> [What this task involves]: Every record should be copied exactly, except that pictures are to be omitted.

** begin Given data **

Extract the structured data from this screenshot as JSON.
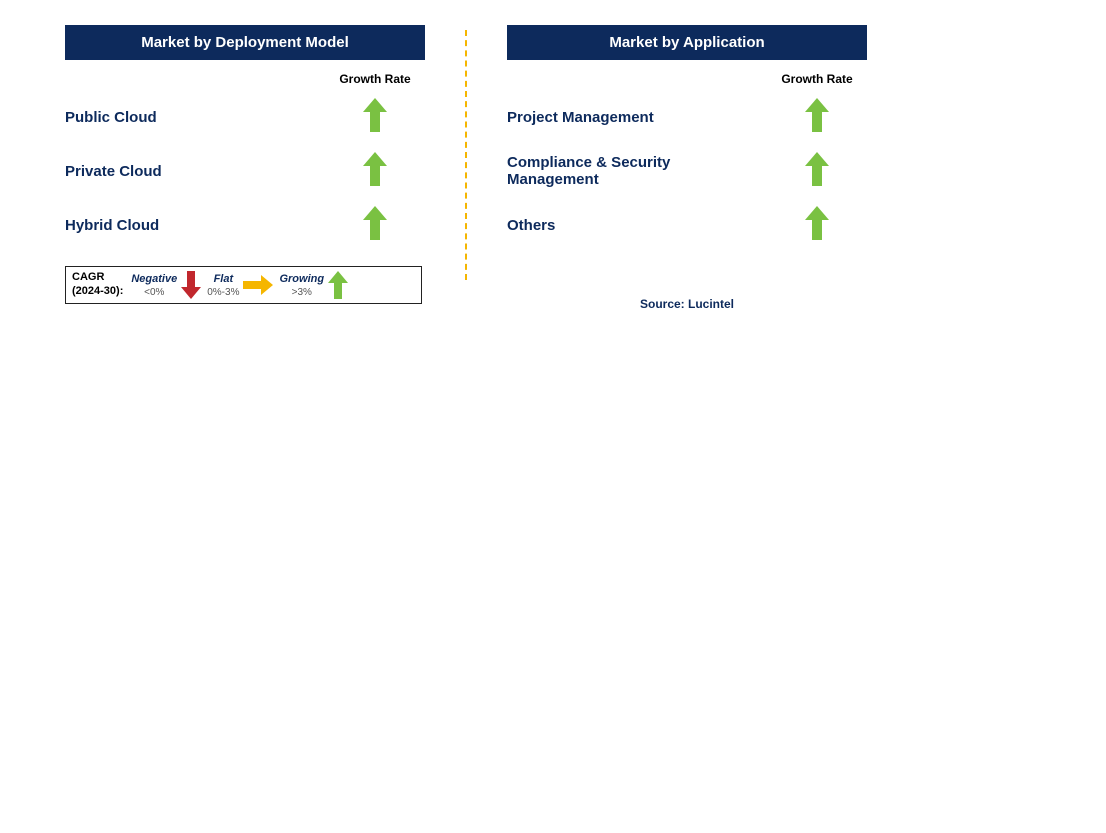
{
  "panels": {
    "left": {
      "title": "Market by Deployment Model",
      "growthHeader": "Growth Rate",
      "rows": [
        {
          "label": "Public Cloud",
          "trend": "growing"
        },
        {
          "label": "Private Cloud",
          "trend": "growing"
        },
        {
          "label": "Hybrid Cloud",
          "trend": "growing"
        }
      ]
    },
    "right": {
      "title": "Market by Application",
      "growthHeader": "Growth Rate",
      "rows": [
        {
          "label": "Project Management",
          "trend": "growing"
        },
        {
          "label": "Compliance & Security Management",
          "trend": "growing"
        },
        {
          "label": "Others",
          "trend": "growing"
        }
      ]
    }
  },
  "legend": {
    "cagr": "CAGR\n(2024-30):",
    "categories": [
      {
        "label": "Negative",
        "range": "<0%",
        "iconColor": "#c1272d",
        "icon": "down"
      },
      {
        "label": "Flat",
        "range": "0%-3%",
        "iconColor": "#f5b600",
        "icon": "right"
      },
      {
        "label": "Growing",
        "range": ">3%",
        "iconColor": "#7ac142",
        "icon": "up"
      }
    ]
  },
  "source": "Source: Lucintel",
  "colors": {
    "headerBg": "#0d2a5c",
    "growArrow": "#7ac142",
    "flatArrow": "#f5b600",
    "downArrow": "#c1272d"
  },
  "chart_data": {
    "type": "table",
    "title": "Market Segment Growth Rates (CAGR 2024-30)",
    "legend_scale": [
      {
        "label": "Negative",
        "range": "<0%"
      },
      {
        "label": "Flat",
        "range": "0%-3%"
      },
      {
        "label": "Growing",
        "range": ">3%"
      }
    ],
    "segments": [
      {
        "name": "Market by Deployment Model",
        "items": [
          {
            "category": "Public Cloud",
            "growth": "Growing",
            "cagr_range": ">3%"
          },
          {
            "category": "Private Cloud",
            "growth": "Growing",
            "cagr_range": ">3%"
          },
          {
            "category": "Hybrid Cloud",
            "growth": "Growing",
            "cagr_range": ">3%"
          }
        ]
      },
      {
        "name": "Market by Application",
        "items": [
          {
            "category": "Project Management",
            "growth": "Growing",
            "cagr_range": ">3%"
          },
          {
            "category": "Compliance & Security Management",
            "growth": "Growing",
            "cagr_range": ">3%"
          },
          {
            "category": "Others",
            "growth": "Growing",
            "cagr_range": ">3%"
          }
        ]
      }
    ],
    "source": "Lucintel"
  }
}
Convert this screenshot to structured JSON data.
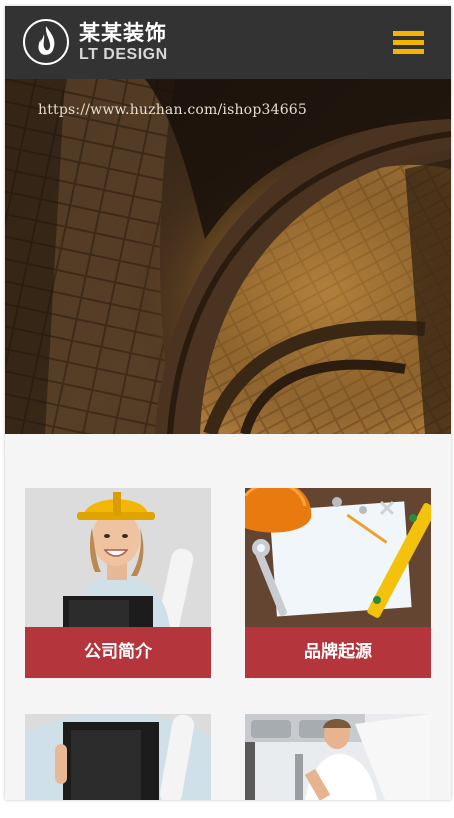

** end Given data **

> [Response for this exercise]:
Extract the structured data from this screenshot as JSON.
{
  "panels": {
    "left": {
      "title": "Market by Deployment Model",
      "growthHeader": "Growth Rate",
      "rows": [
        {
          "label": "Public Cloud",
          "trend": "growing"
        },
        {
          "label": "Private Cloud",
          "trend": "growing"
        },
        {
          "label": "Hybrid Cloud",
          "trend": "growing"
        }
      ]
    },
    "right": {
      "title": "Market by Application",
      "growthHeader": "Growth Rate",
      "rows": [
        {
          "label": "Project Management",
          "trend": "growing"
        },
        {
          "label": "Compliance & Security Management",
          "trend": "growing"
        },
        {
          "label": "Others",
          "trend": "growing"
        }
      ]
    }
  },
  "legend": {
    "cagr": "CAGR\n(2024-30):",
    "categories": [
      {
        "label": "Negative",
        "range": "<0%",
        "iconColor": "#c1272d",
        "icon": "down"
      },
      {
        "label": "Flat",
        "range": "0%-3%",
        "iconColor": "#f5b600",
        "icon": "right"
      },
      {
        "label": "Growing",
        "range": ">3%",
        "iconColor": "#7ac142",
        "icon": "up"
      }
    ]
  },
  "source": "Source: Lucintel",
  "colors": {
    "headerBg": "#0d2a5c",
    "growArrow": "#7ac142",
    "flatArrow": "#f5b600",
    "downArrow": "#c1272d"
  },
  "chart_data": {
    "type": "table",
    "title": "Market Segment Growth Rates (CAGR 2024-30)",
    "legend_scale": [
      {
        "label": "Negative",
        "range": "<0%"
      },
      {
        "label": "Flat",
        "range": "0%-3%"
      },
      {
        "label": "Growing",
        "range": ">3%"
      }
    ],
    "segments": [
      {
        "name": "Market by Deployment Model",
        "items": [
          {
            "category": "Public Cloud",
            "growth": "Growing",
            "cagr_range": ">3%"
          },
          {
            "category": "Private Cloud",
            "growth": "Growing",
            "cagr_range": ">3%"
          },
          {
            "category": "Hybrid Cloud",
            "growth": "Growing",
            "cagr_range": ">3%"
          }
        ]
      },
      {
        "name": "Market by Application",
        "items": [
          {
            "category": "Project Management",
            "growth": "Growing",
            "cagr_range": ">3%"
          },
          {
            "category": "Compliance & Security Management",
            "growth": "Growing",
            "cagr_range": ">3%"
          },
          {
            "category": "Others",
            "growth": "Growing",
            "cagr_range": ">3%"
          }
        ]
      }
    ],
    "source": "Lucintel"
  }
}
Convert this screenshot to structured JSON data.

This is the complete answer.